↓↓↓

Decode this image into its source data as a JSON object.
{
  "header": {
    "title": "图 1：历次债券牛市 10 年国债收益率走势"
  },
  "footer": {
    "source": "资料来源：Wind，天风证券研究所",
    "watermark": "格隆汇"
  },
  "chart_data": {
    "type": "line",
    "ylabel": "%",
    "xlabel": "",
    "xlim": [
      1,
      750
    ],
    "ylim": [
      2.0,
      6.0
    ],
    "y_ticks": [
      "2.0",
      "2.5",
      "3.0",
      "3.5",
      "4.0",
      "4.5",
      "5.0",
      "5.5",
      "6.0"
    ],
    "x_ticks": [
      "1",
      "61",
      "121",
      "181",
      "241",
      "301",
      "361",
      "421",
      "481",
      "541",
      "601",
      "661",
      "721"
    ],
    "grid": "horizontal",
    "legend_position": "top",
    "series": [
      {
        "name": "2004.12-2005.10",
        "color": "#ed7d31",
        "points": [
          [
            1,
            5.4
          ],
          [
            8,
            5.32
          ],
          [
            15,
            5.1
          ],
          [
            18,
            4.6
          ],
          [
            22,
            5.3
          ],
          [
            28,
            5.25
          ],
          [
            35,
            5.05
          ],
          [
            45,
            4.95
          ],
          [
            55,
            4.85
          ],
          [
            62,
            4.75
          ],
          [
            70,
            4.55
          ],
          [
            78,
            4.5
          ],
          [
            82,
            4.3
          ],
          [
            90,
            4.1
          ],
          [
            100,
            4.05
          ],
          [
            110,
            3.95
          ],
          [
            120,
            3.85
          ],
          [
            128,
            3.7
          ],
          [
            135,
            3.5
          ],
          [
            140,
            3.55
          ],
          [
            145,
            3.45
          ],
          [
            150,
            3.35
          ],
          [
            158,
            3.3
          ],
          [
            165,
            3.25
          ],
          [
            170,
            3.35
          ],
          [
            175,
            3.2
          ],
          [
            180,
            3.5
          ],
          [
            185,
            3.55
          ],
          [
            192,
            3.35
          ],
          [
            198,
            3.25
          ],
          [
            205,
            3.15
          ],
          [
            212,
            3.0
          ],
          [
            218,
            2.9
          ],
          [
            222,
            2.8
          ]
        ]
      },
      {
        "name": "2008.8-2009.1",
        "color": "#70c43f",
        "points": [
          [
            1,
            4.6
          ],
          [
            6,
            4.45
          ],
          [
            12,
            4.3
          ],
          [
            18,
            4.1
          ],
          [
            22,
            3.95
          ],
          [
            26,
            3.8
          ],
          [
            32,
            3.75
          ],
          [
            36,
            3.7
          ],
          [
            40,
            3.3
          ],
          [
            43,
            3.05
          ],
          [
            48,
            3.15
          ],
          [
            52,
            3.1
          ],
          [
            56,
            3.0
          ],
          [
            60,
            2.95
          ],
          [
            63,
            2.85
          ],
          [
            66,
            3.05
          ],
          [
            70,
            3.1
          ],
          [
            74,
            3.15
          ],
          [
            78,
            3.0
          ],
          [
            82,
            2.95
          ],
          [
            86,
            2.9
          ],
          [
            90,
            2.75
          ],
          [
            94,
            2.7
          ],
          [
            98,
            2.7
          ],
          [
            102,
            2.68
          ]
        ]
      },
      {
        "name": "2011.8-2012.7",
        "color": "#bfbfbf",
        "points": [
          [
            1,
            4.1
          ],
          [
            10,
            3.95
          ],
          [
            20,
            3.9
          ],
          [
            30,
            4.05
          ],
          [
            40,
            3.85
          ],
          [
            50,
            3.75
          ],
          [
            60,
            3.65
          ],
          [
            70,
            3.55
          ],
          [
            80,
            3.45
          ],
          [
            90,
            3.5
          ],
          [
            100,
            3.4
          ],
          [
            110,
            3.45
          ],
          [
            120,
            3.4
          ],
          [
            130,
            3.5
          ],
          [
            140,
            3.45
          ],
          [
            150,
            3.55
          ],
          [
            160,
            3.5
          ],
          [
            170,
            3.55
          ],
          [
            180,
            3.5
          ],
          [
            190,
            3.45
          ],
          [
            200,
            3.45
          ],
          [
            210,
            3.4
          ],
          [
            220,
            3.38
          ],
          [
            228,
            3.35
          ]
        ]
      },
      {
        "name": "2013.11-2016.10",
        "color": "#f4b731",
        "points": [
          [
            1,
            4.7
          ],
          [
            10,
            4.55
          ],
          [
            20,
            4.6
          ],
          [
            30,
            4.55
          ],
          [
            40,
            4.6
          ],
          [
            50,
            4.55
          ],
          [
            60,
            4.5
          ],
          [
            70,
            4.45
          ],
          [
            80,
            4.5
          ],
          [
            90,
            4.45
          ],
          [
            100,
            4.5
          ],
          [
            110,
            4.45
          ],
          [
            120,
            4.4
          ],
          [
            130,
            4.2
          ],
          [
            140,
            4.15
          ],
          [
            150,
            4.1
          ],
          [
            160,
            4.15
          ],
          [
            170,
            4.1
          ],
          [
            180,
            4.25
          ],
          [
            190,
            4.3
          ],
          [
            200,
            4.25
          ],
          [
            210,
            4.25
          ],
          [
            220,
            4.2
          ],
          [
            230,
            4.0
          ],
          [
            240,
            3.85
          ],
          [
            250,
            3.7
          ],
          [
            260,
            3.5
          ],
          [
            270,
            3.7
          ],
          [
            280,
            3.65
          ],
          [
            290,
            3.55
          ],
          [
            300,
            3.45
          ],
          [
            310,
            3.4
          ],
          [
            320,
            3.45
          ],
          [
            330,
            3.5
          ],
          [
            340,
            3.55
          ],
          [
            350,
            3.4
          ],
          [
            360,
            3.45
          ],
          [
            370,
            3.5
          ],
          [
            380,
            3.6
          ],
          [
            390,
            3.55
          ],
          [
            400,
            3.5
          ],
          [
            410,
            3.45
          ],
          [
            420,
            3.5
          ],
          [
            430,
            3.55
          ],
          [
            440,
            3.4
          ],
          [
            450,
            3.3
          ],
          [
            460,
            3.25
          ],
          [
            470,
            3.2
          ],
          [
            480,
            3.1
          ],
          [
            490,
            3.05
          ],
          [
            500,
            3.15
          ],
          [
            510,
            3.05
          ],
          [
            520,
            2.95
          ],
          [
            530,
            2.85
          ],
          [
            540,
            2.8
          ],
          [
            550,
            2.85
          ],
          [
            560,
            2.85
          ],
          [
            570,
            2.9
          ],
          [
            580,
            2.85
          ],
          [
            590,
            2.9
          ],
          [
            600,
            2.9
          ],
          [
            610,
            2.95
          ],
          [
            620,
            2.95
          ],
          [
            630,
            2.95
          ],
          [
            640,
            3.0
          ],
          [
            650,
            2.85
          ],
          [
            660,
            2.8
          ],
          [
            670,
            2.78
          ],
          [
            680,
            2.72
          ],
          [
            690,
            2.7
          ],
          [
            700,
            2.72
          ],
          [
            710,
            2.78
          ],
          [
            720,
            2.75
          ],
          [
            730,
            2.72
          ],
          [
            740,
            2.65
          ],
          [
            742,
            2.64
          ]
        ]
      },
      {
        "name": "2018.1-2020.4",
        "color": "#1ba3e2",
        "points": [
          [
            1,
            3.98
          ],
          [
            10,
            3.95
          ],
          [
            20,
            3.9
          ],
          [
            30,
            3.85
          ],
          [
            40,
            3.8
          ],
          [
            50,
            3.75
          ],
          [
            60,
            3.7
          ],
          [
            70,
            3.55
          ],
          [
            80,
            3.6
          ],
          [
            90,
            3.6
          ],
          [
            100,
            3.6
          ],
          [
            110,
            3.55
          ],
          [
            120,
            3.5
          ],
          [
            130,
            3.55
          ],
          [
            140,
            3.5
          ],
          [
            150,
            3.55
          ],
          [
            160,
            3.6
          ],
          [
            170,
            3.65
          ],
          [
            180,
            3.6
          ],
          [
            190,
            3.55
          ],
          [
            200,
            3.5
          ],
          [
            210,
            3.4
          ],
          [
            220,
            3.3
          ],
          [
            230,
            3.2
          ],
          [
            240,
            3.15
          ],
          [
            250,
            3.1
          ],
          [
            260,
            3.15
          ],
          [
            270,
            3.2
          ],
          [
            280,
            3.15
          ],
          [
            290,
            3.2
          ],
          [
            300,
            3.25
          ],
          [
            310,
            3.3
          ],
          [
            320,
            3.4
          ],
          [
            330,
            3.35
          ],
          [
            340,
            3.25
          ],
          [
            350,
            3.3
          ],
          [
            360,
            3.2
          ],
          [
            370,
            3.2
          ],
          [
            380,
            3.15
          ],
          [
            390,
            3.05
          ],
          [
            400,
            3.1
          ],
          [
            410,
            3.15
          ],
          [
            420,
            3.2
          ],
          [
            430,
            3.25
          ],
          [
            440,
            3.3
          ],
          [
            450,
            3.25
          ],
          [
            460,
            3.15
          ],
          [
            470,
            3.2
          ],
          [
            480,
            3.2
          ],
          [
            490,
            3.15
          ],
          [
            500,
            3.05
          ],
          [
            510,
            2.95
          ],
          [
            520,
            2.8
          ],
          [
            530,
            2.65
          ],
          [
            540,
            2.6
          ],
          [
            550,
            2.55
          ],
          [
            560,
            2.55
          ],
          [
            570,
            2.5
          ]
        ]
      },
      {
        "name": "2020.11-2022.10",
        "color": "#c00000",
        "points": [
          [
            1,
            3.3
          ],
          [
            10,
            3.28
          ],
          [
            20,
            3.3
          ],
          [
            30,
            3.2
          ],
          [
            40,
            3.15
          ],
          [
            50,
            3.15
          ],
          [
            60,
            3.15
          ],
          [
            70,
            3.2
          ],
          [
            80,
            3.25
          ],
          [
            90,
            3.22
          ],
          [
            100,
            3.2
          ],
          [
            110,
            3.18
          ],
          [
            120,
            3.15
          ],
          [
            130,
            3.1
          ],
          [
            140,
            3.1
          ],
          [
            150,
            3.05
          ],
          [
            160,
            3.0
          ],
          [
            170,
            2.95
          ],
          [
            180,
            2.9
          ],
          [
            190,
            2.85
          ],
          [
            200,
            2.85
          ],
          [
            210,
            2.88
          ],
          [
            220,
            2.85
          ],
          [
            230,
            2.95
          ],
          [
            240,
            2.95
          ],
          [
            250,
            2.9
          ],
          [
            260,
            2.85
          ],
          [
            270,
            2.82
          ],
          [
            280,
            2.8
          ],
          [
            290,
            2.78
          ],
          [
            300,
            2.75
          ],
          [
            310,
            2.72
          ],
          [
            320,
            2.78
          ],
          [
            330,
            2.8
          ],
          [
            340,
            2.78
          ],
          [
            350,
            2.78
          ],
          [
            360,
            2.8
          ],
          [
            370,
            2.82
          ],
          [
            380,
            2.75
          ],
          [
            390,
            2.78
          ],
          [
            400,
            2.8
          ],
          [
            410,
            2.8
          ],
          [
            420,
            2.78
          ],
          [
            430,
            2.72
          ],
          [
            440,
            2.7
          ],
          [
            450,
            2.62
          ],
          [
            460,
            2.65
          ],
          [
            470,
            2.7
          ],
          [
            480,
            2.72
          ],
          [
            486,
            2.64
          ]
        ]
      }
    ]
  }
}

↑↑↑

Copy each line of the data that contains the word "color".

Worked solution.
        "color": "#ed7d31",
        "color": "#70c43f",
        "color": "#bfbfbf",
        "color": "#f4b731",
        "color": "#1ba3e2",
        "color": "#c00000",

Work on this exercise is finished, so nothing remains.